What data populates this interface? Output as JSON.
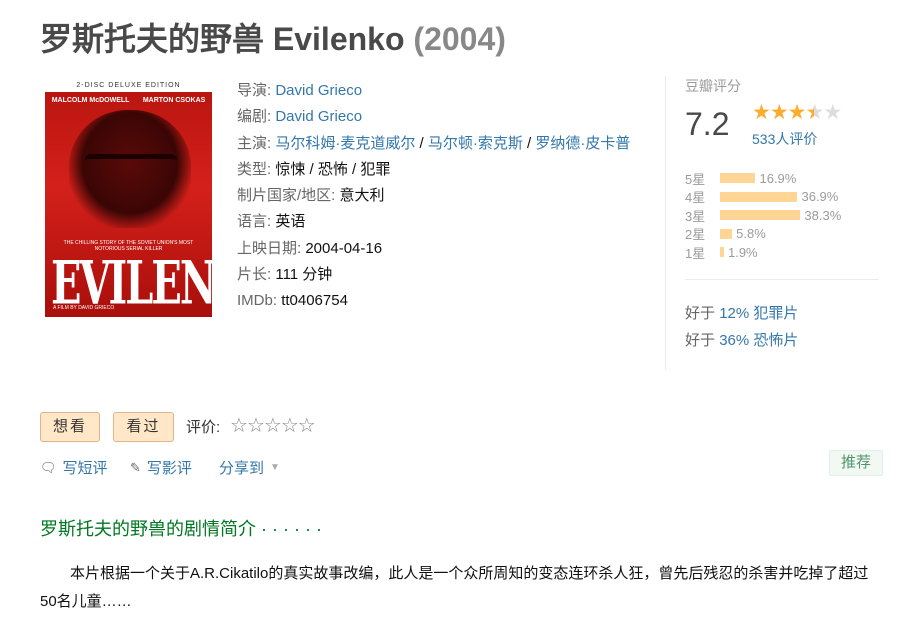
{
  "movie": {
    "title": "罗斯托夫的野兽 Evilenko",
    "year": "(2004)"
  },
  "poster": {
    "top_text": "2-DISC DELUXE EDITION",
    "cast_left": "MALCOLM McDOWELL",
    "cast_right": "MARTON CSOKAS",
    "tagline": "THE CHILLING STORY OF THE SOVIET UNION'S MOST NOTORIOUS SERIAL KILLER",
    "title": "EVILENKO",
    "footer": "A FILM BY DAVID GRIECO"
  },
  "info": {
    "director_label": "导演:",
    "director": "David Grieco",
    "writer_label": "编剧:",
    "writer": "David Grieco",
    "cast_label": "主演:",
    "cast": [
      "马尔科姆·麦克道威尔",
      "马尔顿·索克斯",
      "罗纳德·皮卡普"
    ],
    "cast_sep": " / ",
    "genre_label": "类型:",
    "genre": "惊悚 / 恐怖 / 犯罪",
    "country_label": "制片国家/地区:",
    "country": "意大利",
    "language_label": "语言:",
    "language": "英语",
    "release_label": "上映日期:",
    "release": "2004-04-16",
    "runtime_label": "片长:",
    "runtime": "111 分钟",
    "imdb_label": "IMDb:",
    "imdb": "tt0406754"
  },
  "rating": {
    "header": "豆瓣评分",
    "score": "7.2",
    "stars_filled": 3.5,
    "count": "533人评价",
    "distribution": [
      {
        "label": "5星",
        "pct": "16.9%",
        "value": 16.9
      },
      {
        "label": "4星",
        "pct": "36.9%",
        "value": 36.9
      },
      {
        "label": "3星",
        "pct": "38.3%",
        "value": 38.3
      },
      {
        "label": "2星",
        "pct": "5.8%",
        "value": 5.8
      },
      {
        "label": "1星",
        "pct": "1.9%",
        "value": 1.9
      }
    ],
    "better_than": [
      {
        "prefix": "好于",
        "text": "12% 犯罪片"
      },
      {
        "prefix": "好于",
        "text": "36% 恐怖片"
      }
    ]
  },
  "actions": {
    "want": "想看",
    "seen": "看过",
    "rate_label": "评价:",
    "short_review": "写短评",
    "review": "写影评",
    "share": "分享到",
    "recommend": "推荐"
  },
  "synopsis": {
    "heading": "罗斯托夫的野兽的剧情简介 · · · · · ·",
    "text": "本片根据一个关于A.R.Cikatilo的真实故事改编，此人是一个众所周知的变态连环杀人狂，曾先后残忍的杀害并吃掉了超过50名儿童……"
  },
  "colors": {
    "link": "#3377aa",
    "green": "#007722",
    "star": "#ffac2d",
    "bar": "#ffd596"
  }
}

####

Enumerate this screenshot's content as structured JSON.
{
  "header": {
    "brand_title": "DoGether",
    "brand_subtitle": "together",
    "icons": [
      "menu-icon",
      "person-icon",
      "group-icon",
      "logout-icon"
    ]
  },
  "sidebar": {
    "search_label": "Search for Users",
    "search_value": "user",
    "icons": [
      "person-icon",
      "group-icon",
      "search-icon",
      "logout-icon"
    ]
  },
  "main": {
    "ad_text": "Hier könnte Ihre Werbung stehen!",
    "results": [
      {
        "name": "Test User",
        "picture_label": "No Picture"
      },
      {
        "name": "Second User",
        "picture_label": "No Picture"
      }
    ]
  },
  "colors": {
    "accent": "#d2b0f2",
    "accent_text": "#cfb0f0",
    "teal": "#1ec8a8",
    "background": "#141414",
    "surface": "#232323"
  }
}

####

■ **Set task**: Tell how many lines contain the word "JSON", using only the number.

■ **Response**: 2